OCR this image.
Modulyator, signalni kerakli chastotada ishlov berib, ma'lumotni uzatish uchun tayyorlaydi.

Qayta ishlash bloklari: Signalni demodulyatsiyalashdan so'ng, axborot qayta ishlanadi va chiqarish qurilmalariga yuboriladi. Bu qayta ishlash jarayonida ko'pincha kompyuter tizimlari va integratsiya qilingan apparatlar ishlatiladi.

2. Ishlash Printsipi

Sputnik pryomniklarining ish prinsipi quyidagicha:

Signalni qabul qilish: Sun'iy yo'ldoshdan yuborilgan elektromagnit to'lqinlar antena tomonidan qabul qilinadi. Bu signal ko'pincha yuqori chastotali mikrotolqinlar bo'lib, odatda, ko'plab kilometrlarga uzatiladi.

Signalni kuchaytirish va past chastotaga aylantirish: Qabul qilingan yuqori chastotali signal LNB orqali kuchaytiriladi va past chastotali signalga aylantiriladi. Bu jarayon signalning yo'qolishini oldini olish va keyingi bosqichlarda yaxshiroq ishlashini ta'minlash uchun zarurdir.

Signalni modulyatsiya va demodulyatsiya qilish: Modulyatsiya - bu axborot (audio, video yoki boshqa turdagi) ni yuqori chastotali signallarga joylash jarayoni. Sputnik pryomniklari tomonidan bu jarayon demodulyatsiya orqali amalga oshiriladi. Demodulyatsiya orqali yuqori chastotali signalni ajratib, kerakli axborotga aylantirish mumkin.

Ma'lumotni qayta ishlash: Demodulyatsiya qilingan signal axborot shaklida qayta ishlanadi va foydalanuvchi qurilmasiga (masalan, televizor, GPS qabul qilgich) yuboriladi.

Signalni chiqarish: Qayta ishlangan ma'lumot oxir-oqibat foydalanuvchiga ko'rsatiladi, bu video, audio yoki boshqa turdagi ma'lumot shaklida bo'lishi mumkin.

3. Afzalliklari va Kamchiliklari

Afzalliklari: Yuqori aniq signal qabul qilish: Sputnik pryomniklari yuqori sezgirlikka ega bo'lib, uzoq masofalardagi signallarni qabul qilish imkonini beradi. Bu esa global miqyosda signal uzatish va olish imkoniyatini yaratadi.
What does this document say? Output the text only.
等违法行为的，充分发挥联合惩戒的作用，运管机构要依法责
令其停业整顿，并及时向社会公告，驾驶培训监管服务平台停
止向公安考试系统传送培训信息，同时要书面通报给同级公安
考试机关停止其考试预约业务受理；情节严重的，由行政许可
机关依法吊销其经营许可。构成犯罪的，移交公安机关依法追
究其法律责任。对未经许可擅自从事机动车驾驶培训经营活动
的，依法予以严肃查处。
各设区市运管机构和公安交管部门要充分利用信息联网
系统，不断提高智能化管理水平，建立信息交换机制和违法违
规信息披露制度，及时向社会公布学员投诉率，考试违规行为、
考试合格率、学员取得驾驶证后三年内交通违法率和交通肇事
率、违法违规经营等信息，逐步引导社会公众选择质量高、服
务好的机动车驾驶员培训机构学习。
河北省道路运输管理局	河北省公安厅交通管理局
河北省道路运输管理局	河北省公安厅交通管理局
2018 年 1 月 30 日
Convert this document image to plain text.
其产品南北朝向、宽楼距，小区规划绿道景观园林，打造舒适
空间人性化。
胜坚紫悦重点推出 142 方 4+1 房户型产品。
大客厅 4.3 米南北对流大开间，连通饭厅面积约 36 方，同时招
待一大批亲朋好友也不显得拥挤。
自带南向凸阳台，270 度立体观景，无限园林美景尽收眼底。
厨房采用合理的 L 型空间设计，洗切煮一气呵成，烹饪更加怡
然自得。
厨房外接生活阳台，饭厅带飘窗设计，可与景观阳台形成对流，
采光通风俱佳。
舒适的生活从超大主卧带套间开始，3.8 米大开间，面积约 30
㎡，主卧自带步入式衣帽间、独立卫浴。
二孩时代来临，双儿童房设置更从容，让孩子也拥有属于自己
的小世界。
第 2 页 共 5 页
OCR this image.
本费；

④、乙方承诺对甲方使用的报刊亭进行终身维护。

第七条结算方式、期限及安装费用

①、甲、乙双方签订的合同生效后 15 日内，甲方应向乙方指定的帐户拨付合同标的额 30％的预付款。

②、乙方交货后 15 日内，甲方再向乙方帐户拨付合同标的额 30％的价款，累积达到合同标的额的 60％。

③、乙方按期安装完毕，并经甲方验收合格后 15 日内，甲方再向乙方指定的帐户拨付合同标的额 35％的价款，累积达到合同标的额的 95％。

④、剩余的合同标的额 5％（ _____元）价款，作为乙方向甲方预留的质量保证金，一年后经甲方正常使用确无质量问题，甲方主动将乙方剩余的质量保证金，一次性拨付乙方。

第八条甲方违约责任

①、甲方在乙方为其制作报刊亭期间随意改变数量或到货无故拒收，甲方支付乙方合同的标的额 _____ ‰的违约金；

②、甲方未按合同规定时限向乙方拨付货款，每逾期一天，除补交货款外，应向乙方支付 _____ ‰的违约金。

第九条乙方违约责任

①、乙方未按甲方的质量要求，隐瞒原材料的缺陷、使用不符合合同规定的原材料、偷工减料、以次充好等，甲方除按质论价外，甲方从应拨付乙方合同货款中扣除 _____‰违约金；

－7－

::::::::::

▸ Given task: The entries above must be returned in full, exactly as shown.

▸ Solution to this exercise:
OCR this image.
Modulyator, signalni kerakli chastotada ishlov berib, ma'lumotni uzatish uchun tayyorlaydi.

Qayta ishlash bloklari: Signalni demodulyatsiyalashdan so'ng, axborot qayta ishlanadi va chiqarish qurilmalariga yuboriladi. Bu qayta ishlash jarayonida ko'pincha kompyuter tizimlari va integratsiya qilingan apparatlar ishlatiladi.

2. Ishlash Printsipi

Sputnik pryomniklarining ish prinsipi quyidagicha:

Signalni qabul qilish: Sun'iy yo'ldoshdan yuborilgan elektromagnit to'lqinlar antena tomonidan qabul qilinadi. Bu signal ko'pincha yuqori chastotali mikrotolqinlar bo'lib, odatda, ko'plab kilometrlarga uzatiladi.

Signalni kuchaytirish va past chastotaga aylantirish: Qabul qilingan yuqori chastotali signal LNB orqali kuchaytiriladi va past chastotali signalga aylantiriladi. Bu jarayon signalning yo'qolishini oldini olish va keyingi bosqichlarda yaxshiroq ishlashini ta'minlash uchun zarurdir.

Signalni modulyatsiya va demodulyatsiya qilish: Modulyatsiya - bu axborot (audio, video yoki boshqa turdagi) ni yuqori chastotali signallarga joylash jarayoni. Sputnik pryomniklari tomonidan bu jarayon demodulyatsiya orqali amalga oshiriladi. Demodulyatsiya orqali yuqori chastotali signalni ajratib, kerakli axborotga aylantirish mumkin.

Ma'lumotni qayta ishlash: Demodulyatsiya qilingan signal axborot shaklida qayta ishlanadi va foydalanuvchi qurilmasiga (masalan, televizor, GPS qabul qilgich) yuboriladi.

Signalni chiqarish: Qayta ishlangan ma'lumot oxir-oqibat foydalanuvchiga ko'rsatiladi, bu video, audio yoki boshqa turdagi ma'lumot shaklida bo'lishi mumkin.

3. Afzalliklari va Kamchiliklari

Afzalliklari: Yuqori aniq signal qabul qilish: Sputnik pryomniklari yuqori sezgirlikka ega bo'lib, uzoq masofalardagi signallarni qabul qilish imkonini beradi. Bu esa global miqyosda signal uzatish va olish imkoniyatini yaratadi.
What does this document say? Output the text only.
等违法行为的，充分发挥联合惩戒的作用，运管机构要依法责
令其停业整顿，并及时向社会公告，驾驶培训监管服务平台停
止向公安考试系统传送培训信息，同时要书面通报给同级公安
考试机关停止其考试预约业务受理；情节严重的，由行政许可
机关依法吊销其经营许可。构成犯罪的，移交公安机关依法追
究其法律责任。对未经许可擅自从事机动车驾驶培训经营活动
的，依法予以严肃查处。
各设区市运管机构和公安交管部门要充分利用信息联网
系统，不断提高智能化管理水平，建立信息交换机制和违法违
规信息披露制度，及时向社会公布学员投诉率，考试违规行为、
考试合格率、学员取得驾驶证后三年内交通违法率和交通肇事
率、违法违规经营等信息，逐步引导社会公众选择质量高、服
务好的机动车驾驶员培训机构学习。
河北省道路运输管理局	河北省公安厅交通管理局
河北省道路运输管理局	河北省公安厅交通管理局
2018 年 1 月 30 日
Convert this document image to plain text.
其产品南北朝向、宽楼距，小区规划绿道景观园林，打造舒适
空间人性化。
胜坚紫悦重点推出 142 方 4+1 房户型产品。
大客厅 4.3 米南北对流大开间，连通饭厅面积约 36 方，同时招
待一大批亲朋好友也不显得拥挤。
自带南向凸阳台，270 度立体观景，无限园林美景尽收眼底。
厨房采用合理的 L 型空间设计，洗切煮一气呵成，烹饪更加怡
然自得。
厨房外接生活阳台，饭厅带飘窗设计，可与景观阳台形成对流，
采光通风俱佳。
舒适的生活从超大主卧带套间开始，3.8 米大开间，面积约 30
㎡，主卧自带步入式衣帽间、独立卫浴。
二孩时代来临，双儿童房设置更从容，让孩子也拥有属于自己
的小世界。
第 2 页 共 5 页
OCR this image.
本费；

④、乙方承诺对甲方使用的报刊亭进行终身维护。

第七条结算方式、期限及安装费用

①、甲、乙双方签订的合同生效后 15 日内，甲方应向乙方指定的帐户拨付合同标的额 30％的预付款。

②、乙方交货后 15 日内，甲方再向乙方帐户拨付合同标的额 30％的价款，累积达到合同标的额的 60％。

③、乙方按期安装完毕，并经甲方验收合格后 15 日内，甲方再向乙方指定的帐户拨付合同标的额 35％的价款，累积达到合同标的额的 95％。

④、剩余的合同标的额 5％（ _____元）价款，作为乙方向甲方预留的质量保证金，一年后经甲方正常使用确无质量问题，甲方主动将乙方剩余的质量保证金，一次性拨付乙方。

第八条甲方违约责任

①、甲方在乙方为其制作报刊亭期间随意改变数量或到货无故拒收，甲方支付乙方合同的标的额 _____ ‰的违约金；

②、甲方未按合同规定时限向乙方拨付货款，每逾期一天，除补交货款外，应向乙方支付 _____ ‰的违约金。

第九条乙方违约责任

①、乙方未按甲方的质量要求，隐瞒原材料的缺陷、使用不符合合同规定的原材料、偷工减料、以次充好等，甲方除按质论价外，甲方从应拨付乙方合同货款中扣除 _____‰违约金；

－7－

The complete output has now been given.